- OBJECTIVE:
Return all entries word for word, but drop any images.
○ ○ ○ ○
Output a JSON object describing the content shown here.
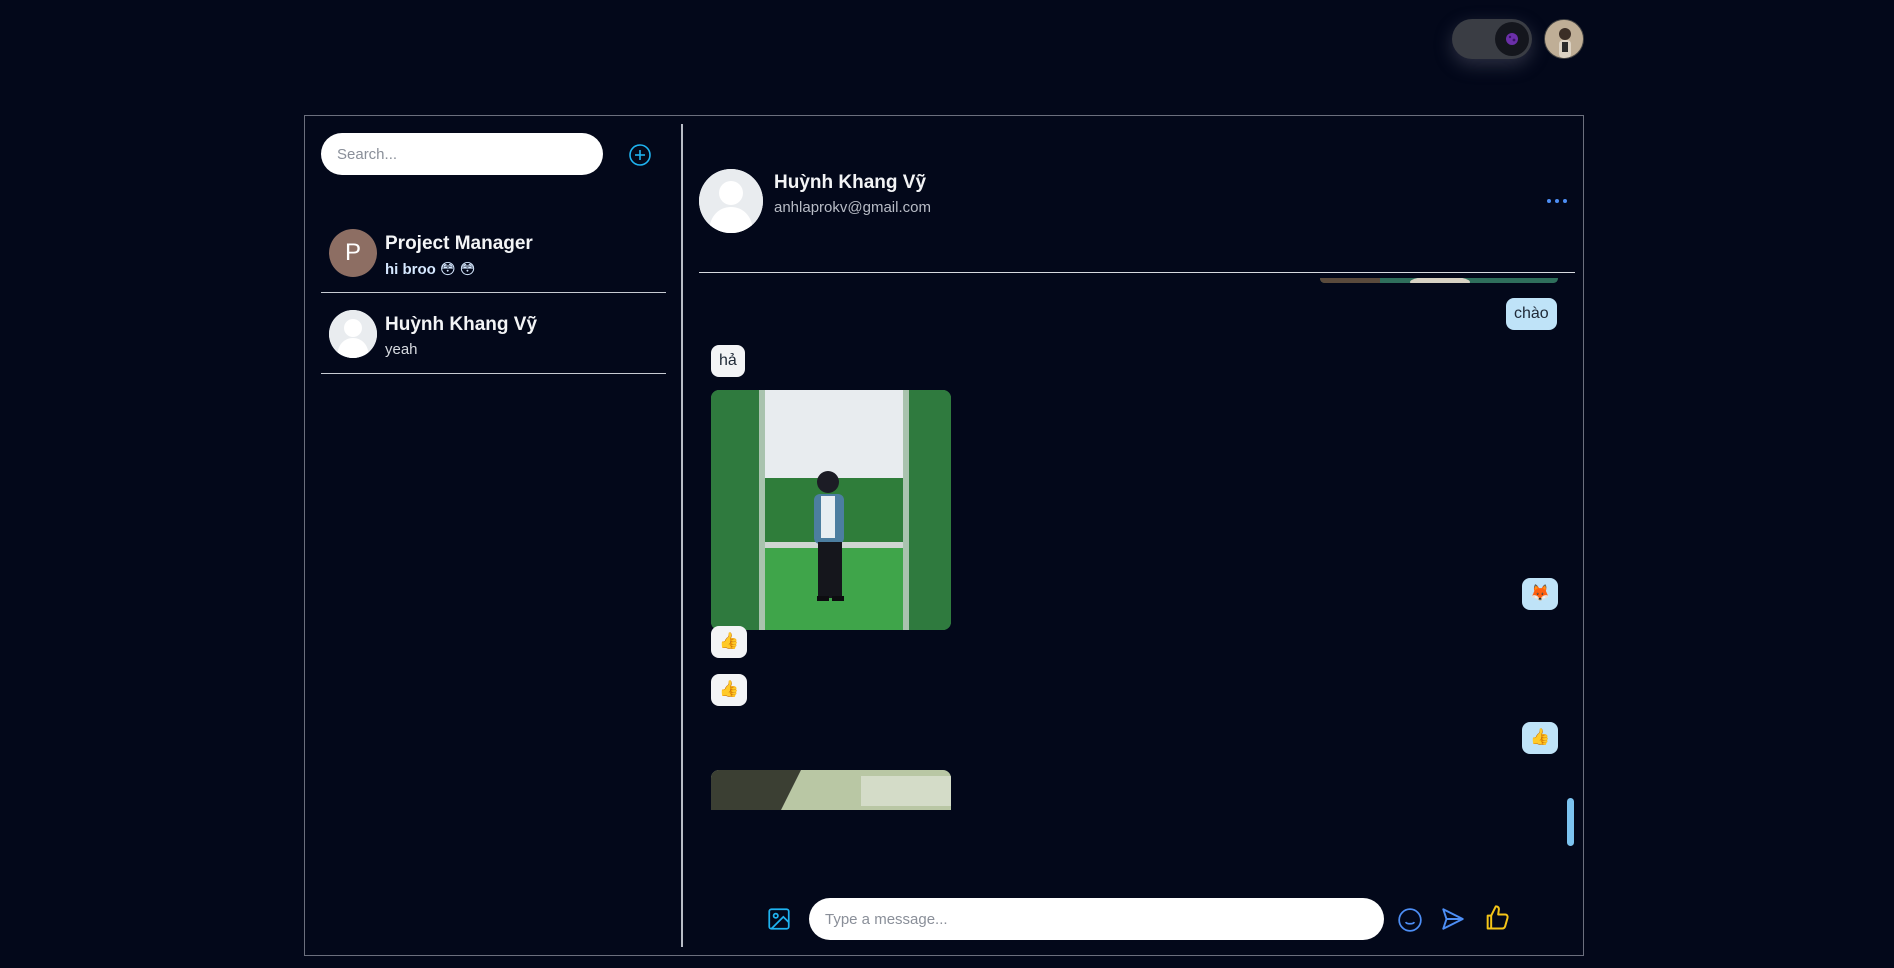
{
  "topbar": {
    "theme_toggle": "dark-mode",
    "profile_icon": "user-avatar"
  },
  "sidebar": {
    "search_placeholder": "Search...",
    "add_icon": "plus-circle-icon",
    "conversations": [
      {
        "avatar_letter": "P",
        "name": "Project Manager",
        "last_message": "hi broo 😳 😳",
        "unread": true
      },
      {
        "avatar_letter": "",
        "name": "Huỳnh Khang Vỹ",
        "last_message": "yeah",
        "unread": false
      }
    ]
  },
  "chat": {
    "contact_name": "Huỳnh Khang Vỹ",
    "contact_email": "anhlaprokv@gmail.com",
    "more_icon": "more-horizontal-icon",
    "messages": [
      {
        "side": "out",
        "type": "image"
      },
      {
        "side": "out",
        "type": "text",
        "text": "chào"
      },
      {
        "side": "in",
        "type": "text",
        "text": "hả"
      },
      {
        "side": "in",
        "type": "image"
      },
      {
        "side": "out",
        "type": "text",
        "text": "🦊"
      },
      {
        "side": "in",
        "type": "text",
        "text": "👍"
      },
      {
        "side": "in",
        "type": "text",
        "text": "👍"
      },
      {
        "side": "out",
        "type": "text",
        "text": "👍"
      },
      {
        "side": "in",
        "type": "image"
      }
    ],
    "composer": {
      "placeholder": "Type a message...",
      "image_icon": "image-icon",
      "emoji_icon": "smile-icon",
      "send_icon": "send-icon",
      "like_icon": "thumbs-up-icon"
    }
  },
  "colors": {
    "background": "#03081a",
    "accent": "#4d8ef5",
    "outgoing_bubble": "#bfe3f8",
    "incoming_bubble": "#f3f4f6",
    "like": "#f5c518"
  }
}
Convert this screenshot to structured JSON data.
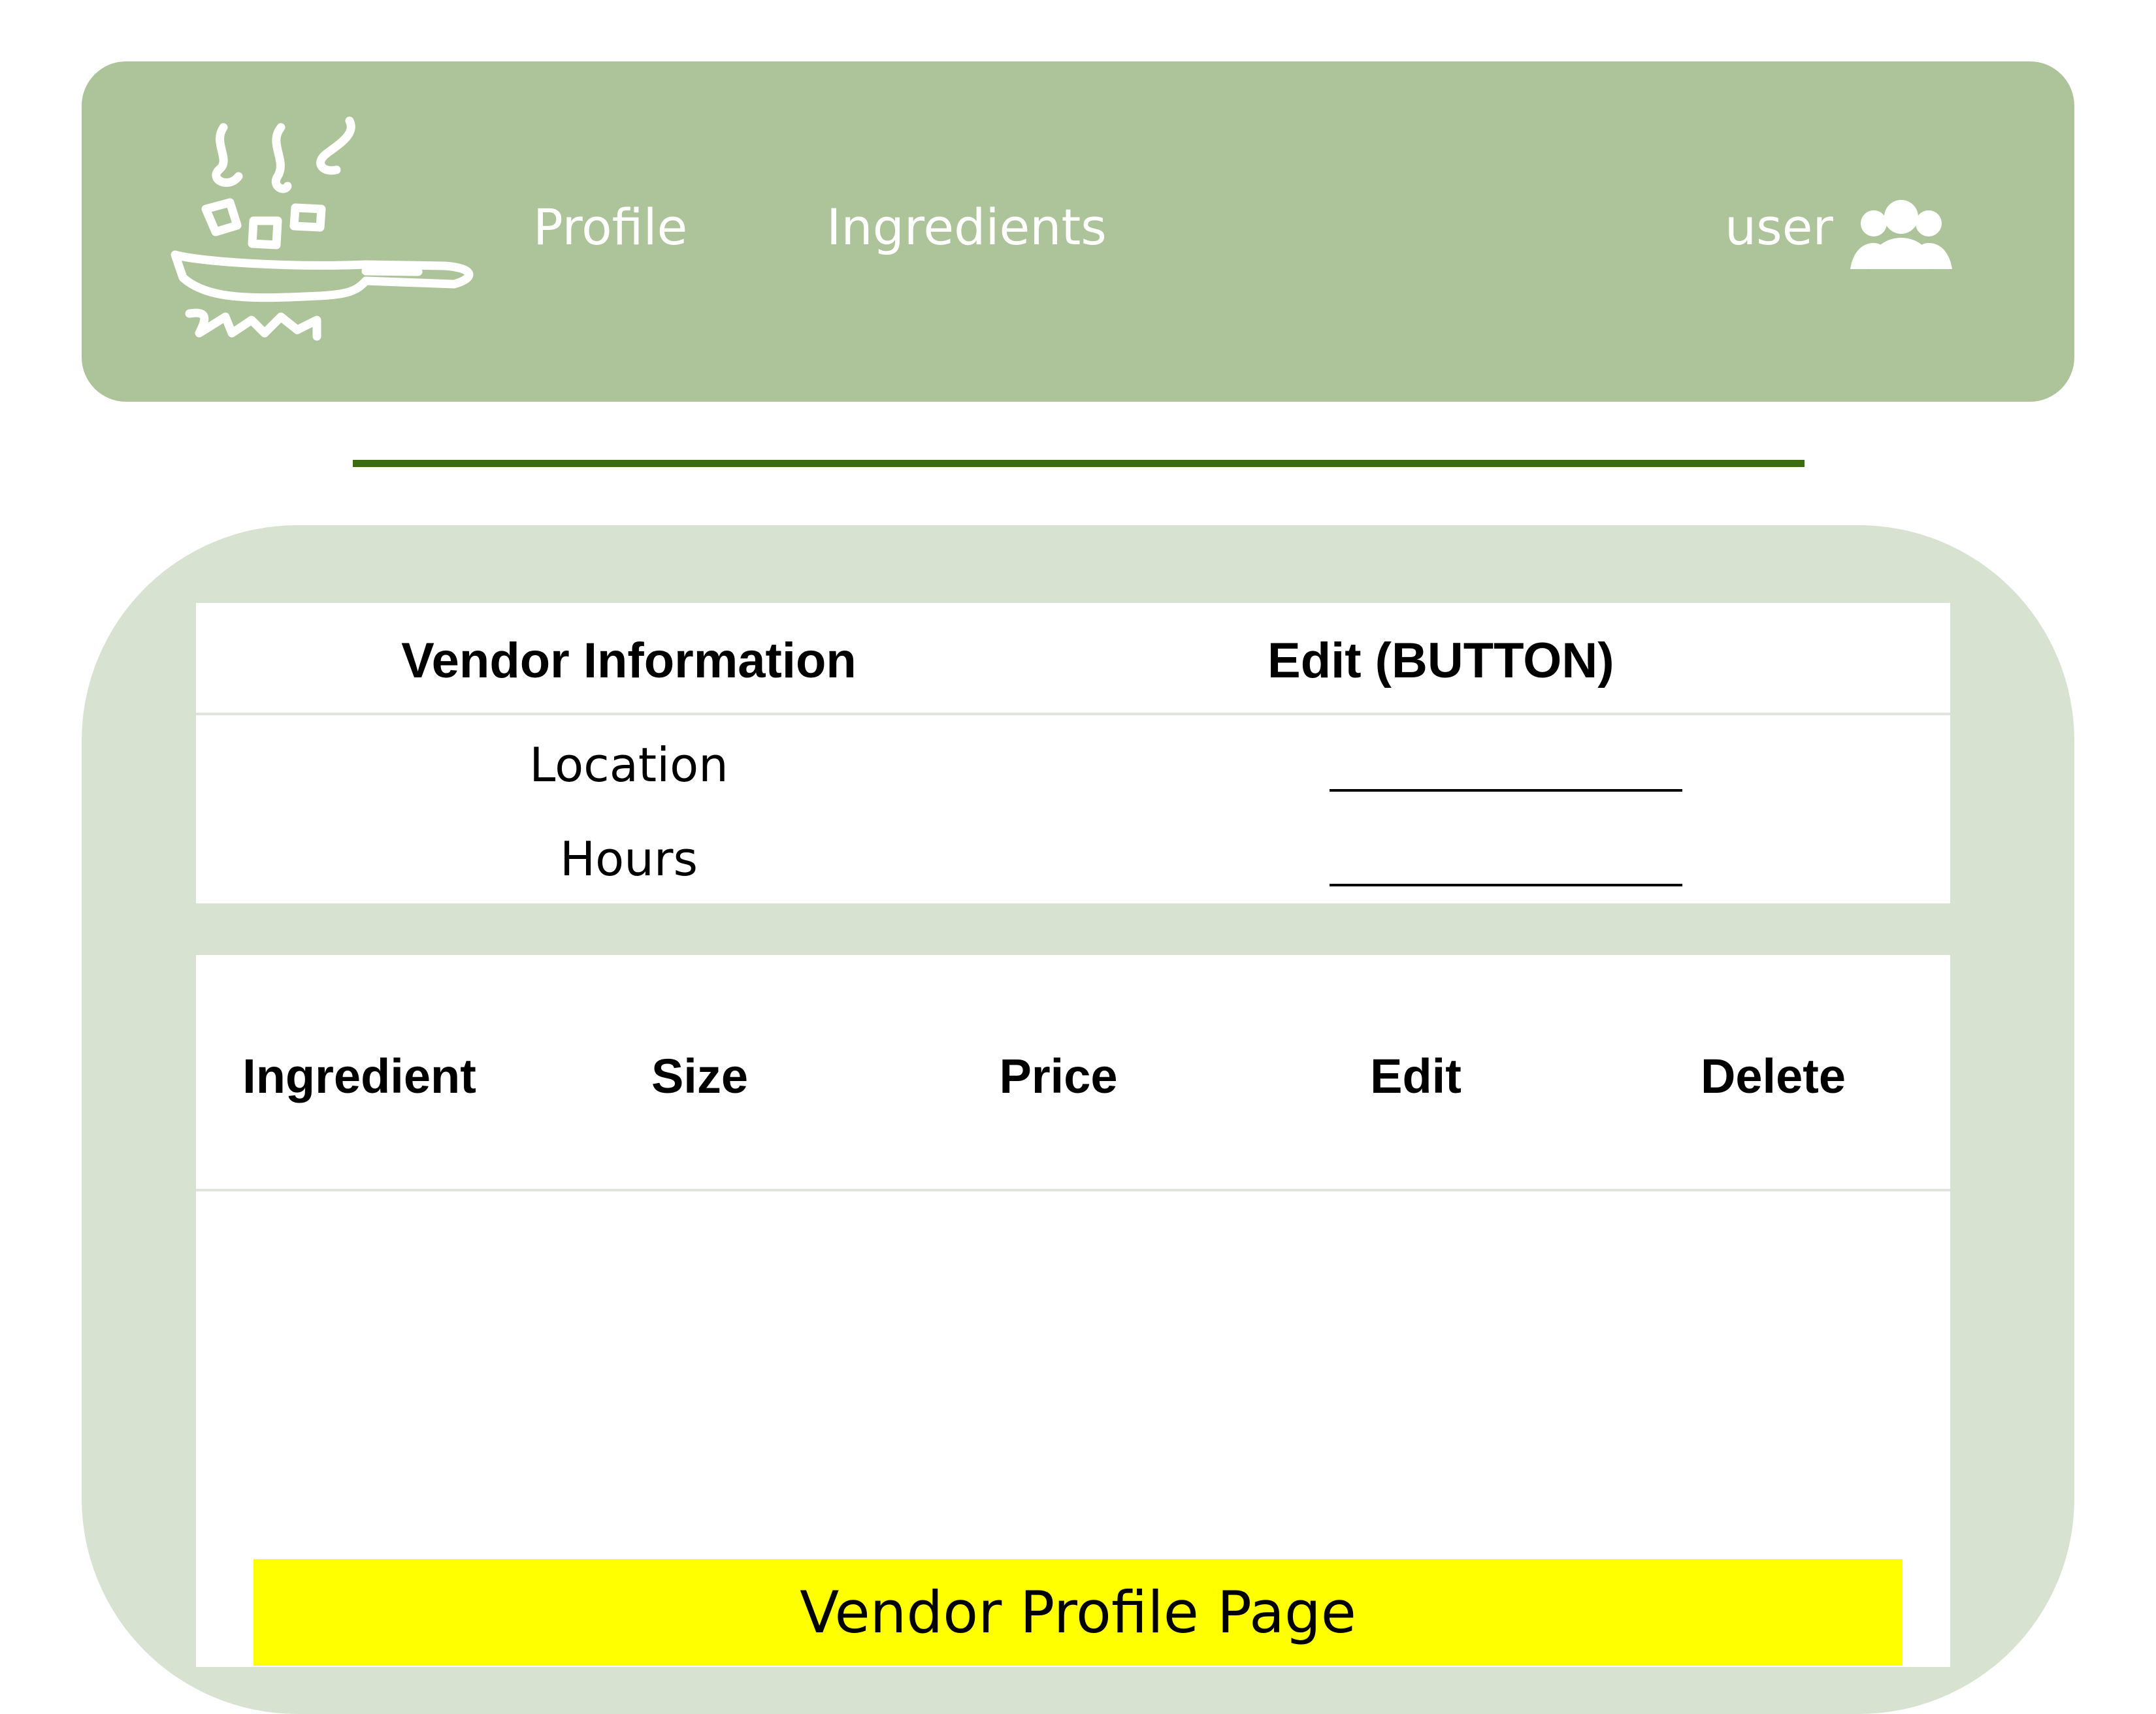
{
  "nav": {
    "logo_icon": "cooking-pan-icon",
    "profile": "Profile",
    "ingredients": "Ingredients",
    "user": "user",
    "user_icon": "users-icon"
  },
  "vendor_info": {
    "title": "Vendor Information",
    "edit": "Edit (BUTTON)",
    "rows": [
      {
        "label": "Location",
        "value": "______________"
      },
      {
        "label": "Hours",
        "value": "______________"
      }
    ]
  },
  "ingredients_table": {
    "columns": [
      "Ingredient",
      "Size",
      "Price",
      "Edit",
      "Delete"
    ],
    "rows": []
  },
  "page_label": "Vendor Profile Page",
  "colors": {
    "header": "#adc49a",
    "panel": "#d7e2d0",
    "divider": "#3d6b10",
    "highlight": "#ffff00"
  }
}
○ ○ ○ ○
- EXERCISE SOLUTION:
Output a JSON object describing the content shown here.
{
  "topbar": {
    "theme_toggle": "dark-mode",
    "profile_icon": "user-avatar"
  },
  "sidebar": {
    "search_placeholder": "Search...",
    "add_icon": "plus-circle-icon",
    "conversations": [
      {
        "avatar_letter": "P",
        "name": "Project Manager",
        "last_message": "hi broo 😳 😳",
        "unread": true
      },
      {
        "avatar_letter": "",
        "name": "Huỳnh Khang Vỹ",
        "last_message": "yeah",
        "unread": false
      }
    ]
  },
  "chat": {
    "contact_name": "Huỳnh Khang Vỹ",
    "contact_email": "anhlaprokv@gmail.com",
    "more_icon": "more-horizontal-icon",
    "messages": [
      {
        "side": "out",
        "type": "image"
      },
      {
        "side": "out",
        "type": "text",
        "text": "chào"
      },
      {
        "side": "in",
        "type": "text",
        "text": "hả"
      },
      {
        "side": "in",
        "type": "image"
      },
      {
        "side": "out",
        "type": "text",
        "text": "🦊"
      },
      {
        "side": "in",
        "type": "text",
        "text": "👍"
      },
      {
        "side": "in",
        "type": "text",
        "text": "👍"
      },
      {
        "side": "out",
        "type": "text",
        "text": "👍"
      },
      {
        "side": "in",
        "type": "image"
      }
    ],
    "composer": {
      "placeholder": "Type a message...",
      "image_icon": "image-icon",
      "emoji_icon": "smile-icon",
      "send_icon": "send-icon",
      "like_icon": "thumbs-up-icon"
    }
  },
  "colors": {
    "background": "#03081a",
    "accent": "#4d8ef5",
    "outgoing_bubble": "#bfe3f8",
    "incoming_bubble": "#f3f4f6",
    "like": "#f5c518"
  }
}
Convert this screenshot to structured JSON data.
{
  "nav": {
    "logo_icon": "cooking-pan-icon",
    "profile": "Profile",
    "ingredients": "Ingredients",
    "user": "user",
    "user_icon": "users-icon"
  },
  "vendor_info": {
    "title": "Vendor Information",
    "edit": "Edit (BUTTON)",
    "rows": [
      {
        "label": "Location",
        "value": "______________"
      },
      {
        "label": "Hours",
        "value": "______________"
      }
    ]
  },
  "ingredients_table": {
    "columns": [
      "Ingredient",
      "Size",
      "Price",
      "Edit",
      "Delete"
    ],
    "rows": []
  },
  "page_label": "Vendor Profile Page",
  "colors": {
    "header": "#adc49a",
    "panel": "#d7e2d0",
    "divider": "#3d6b10",
    "highlight": "#ffff00"
  }
}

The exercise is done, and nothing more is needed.